• Given passage:
○ ○ ○ ○ ○

To avoid use of animal models, we here aim to establish a novel model where infection of lymphoid tissue, from human tonsils, is used to dissect early events of HIV-1, HIV-2 and dual infections. The tonsil tissue will be infected with HIV-1 and HIV-2, individually and dually, and gene specific chimeric viruses will be constructed for deciphering virus-specific determinants of replicative capacity and host interactions.
The replication of the viruses, as well as the expression of genes and proteins in different cell populations, infected and bystander, will be analyzed using advanced bioinformatics including network analysis and modeling. By this we hope to contribute to the development of animal free infection models and strategies to prevent AIDS development in HIV-1 infection.
Per Malmberg, Chalmers Technical University, 200 000 SEK
Project: Chemical imaging for skin permeation studies – an analytical approach to replace animal experiments
We have recently shown that our animal-free skin permeation analysis approach can be used to study uptake of active pharmaceutical compounds (APIs) as well as to study metal uptake in skin for sensitization studies. In this project we want to validate our method and compare to existing an OECD approved artificial skin models.
We also wish to study if the model can be used to evaluate environmental effects such as the penetration of persistent organic pollutants, airborne particles and microplastics through the skin. The aim for the project is that the model can replace or significantly reduce existing in-vivo models and improve on already established in-vitro models. This by offering a more sensitive and flexible analytical approach that can replace and/or complement existing methods in the OECD guidelines for skin adsorption (no 427, no 428 and no 429) and measure metals and APIs simultaneously in the skin while being able to also trace endogenous effects in cells.
Ivan Nalvarte, Karolinska Institute, 250 000 SEK
Project: A new model to study Alzheimer’s disease in human mini-brains
Experimental research on Alzheimer’s disease (AD) is extensively based on animal models due to the lack of relevant and reliable in vitro methods that recapitulate the disease progression. However, human disease relevance of animal models has been questioned, warranting the development of alternative models for human AD.
The hallmarks of AD include cortical and hippocampal deposition of amyloid plaques, neurofibrillary tangles and activation of local immune response that all contribute to extensive neuronal death and cognitive decline.
The proposed continuation-project aims at developing an immune competent in vitro AD model that recapitulates this pathology and that can be used in high-throughput.

○ ○ ○ ○ ○

• Supplied entries:
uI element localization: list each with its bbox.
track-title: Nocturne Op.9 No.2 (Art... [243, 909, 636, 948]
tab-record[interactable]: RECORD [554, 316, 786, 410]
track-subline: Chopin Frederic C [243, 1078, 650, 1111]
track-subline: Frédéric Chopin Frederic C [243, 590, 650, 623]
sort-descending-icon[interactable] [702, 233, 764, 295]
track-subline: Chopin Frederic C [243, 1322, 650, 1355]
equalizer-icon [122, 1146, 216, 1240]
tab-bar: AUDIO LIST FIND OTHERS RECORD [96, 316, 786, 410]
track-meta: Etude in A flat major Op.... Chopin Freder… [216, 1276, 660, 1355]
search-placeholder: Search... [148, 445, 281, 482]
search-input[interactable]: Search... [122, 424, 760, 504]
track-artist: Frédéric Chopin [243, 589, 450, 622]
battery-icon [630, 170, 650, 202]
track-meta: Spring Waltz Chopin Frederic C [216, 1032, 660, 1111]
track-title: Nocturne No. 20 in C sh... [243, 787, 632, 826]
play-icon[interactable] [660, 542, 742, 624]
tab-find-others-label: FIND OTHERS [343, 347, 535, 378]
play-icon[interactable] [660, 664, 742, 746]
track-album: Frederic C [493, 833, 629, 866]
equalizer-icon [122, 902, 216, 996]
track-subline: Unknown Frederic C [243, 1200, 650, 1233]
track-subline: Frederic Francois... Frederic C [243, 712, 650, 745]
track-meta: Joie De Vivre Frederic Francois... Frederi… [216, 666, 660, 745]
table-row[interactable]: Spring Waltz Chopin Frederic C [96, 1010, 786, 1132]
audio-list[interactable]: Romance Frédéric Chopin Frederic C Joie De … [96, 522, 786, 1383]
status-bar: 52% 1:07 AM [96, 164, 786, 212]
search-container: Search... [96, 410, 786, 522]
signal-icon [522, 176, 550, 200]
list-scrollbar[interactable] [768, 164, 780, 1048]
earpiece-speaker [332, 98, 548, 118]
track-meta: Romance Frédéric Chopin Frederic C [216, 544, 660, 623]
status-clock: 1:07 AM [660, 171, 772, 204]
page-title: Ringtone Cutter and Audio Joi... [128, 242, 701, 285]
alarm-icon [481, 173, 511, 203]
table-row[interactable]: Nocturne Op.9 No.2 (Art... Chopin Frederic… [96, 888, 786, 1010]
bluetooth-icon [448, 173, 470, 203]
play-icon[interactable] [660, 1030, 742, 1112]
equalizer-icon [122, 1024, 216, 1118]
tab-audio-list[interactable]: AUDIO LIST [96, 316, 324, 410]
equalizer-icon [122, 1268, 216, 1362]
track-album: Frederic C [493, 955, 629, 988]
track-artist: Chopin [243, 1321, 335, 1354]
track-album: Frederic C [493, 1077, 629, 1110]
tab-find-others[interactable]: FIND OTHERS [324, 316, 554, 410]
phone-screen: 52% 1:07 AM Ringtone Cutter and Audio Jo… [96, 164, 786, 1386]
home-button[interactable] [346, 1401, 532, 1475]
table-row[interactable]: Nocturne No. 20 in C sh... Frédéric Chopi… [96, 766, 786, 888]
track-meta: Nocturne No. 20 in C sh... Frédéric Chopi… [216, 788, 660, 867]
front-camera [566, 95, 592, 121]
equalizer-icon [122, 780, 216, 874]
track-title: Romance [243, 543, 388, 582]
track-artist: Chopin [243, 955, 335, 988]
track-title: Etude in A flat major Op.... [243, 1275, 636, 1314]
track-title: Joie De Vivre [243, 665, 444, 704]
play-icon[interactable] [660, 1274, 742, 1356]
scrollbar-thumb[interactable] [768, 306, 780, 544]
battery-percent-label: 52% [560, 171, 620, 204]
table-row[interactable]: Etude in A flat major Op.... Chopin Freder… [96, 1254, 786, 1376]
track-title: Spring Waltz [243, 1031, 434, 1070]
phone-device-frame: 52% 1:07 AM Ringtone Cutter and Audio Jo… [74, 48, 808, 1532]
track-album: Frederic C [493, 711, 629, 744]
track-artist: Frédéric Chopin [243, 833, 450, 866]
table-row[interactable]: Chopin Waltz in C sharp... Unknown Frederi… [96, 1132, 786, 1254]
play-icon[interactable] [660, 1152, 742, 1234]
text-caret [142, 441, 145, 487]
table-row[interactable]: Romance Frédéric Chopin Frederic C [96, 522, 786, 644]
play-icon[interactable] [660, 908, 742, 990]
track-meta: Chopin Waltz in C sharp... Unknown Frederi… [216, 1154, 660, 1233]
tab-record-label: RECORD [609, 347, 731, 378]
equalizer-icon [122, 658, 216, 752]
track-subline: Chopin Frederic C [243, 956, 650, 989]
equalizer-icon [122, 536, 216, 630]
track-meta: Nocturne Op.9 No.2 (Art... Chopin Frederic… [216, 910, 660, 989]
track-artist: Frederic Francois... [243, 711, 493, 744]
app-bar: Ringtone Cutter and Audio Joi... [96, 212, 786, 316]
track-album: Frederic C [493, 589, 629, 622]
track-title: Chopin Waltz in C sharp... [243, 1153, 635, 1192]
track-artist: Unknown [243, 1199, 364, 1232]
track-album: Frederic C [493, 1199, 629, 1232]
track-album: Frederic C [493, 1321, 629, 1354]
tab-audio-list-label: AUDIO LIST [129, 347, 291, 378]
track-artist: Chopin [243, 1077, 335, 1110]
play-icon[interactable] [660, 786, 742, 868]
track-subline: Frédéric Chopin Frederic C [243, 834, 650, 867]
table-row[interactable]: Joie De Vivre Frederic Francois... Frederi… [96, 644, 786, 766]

○ ○ ○ ○ ○

• Task to complete:
In the passage on funded research projects, which OECD guideline numbers for skin adsorption does the chemical imaging project name?

• Task response:
No 427, no 428 and no 429.